** Start of RECORD LIST **

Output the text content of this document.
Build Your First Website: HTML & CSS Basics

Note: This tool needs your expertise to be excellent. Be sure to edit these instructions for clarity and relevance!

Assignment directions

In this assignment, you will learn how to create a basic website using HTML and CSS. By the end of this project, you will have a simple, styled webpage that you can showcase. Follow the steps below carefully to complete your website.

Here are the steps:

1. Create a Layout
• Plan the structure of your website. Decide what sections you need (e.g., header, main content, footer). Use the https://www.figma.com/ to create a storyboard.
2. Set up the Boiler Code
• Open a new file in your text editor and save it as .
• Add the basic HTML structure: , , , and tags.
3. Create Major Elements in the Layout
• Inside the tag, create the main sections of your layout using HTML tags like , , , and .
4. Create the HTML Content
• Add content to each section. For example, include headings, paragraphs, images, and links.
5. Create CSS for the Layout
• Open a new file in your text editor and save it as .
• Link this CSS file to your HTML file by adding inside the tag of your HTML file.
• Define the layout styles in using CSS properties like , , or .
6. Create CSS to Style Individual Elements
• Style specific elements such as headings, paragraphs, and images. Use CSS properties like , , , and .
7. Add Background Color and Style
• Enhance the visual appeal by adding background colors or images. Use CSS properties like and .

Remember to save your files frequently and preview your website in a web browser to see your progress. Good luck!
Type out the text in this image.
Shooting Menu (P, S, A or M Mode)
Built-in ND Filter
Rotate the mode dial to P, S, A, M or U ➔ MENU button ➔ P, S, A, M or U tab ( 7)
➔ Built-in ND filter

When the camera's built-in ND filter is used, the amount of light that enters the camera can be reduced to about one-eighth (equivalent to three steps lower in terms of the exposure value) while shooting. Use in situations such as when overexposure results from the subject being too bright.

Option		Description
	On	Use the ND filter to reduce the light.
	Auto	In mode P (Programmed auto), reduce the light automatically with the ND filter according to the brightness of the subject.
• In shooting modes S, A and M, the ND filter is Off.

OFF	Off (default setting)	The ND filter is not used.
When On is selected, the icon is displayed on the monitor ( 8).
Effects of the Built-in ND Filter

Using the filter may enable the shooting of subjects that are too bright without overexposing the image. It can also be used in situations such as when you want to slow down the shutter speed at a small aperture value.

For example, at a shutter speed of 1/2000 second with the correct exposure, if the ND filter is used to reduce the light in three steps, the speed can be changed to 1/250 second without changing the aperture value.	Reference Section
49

** End of RECORD LIST **

_WHAT TO DO:_ Go through the material above line by line and copy it exactly.

_RESULT FOR THIS EXERCISE:_
Output the text content of this document.
Build Your First Website: HTML & CSS Basics

Note: This tool needs your expertise to be excellent. Be sure to edit these instructions for clarity and relevance!

Assignment directions

In this assignment, you will learn how to create a basic website using HTML and CSS. By the end of this project, you will have a simple, styled webpage that you can showcase. Follow the steps below carefully to complete your website.

Here are the steps:

1. Create a Layout
• Plan the structure of your website. Decide what sections you need (e.g., header, main content, footer). Use the https://www.figma.com/ to create a storyboard.
2. Set up the Boiler Code
• Open a new file in your text editor and save it as .
• Add the basic HTML structure: , , , and tags.
3. Create Major Elements in the Layout
• Inside the tag, create the main sections of your layout using HTML tags like , , , and .
4. Create the HTML Content
• Add content to each section. For example, include headings, paragraphs, images, and links.
5. Create CSS for the Layout
• Open a new file in your text editor and save it as .
• Link this CSS file to your HTML file by adding inside the tag of your HTML file.
• Define the layout styles in using CSS properties like , , or .
6. Create CSS to Style Individual Elements
• Style specific elements such as headings, paragraphs, and images. Use CSS properties like , , , and .
7. Add Background Color and Style
• Enhance the visual appeal by adding background colors or images. Use CSS properties like and .

Remember to save your files frequently and preview your website in a web browser to see your progress. Good luck!
Type out the text in this image.
Shooting Menu (P, S, A or M Mode)
Built-in ND Filter
Rotate the mode dial to P, S, A, M or U ➔ MENU button ➔ P, S, A, M or U tab ( 7)
➔ Built-in ND filter

When the camera's built-in ND filter is used, the amount of light that enters the camera can be reduced to about one-eighth (equivalent to three steps lower in terms of the exposure value) while shooting. Use in situations such as when overexposure results from the subject being too bright.

Option		Description
	On	Use the ND filter to reduce the light.
	Auto	In mode P (Programmed auto), reduce the light automatically with the ND filter according to the brightness of the subject.
• In shooting modes S, A and M, the ND filter is Off.

OFF	Off (default setting)	The ND filter is not used.
When On is selected, the icon is displayed on the monitor ( 8).
Effects of the Built-in ND Filter

Using the filter may enable the shooting of subjects that are too bright without overexposing the image. It can also be used in situations such as when you want to slow down the shutter speed at a small aperture value.

For example, at a shutter speed of 1/2000 second with the correct exposure, if the ND filter is used to reduce the light in three steps, the speed can be changed to 1/250 second without changing the aperture value.	Reference Section
49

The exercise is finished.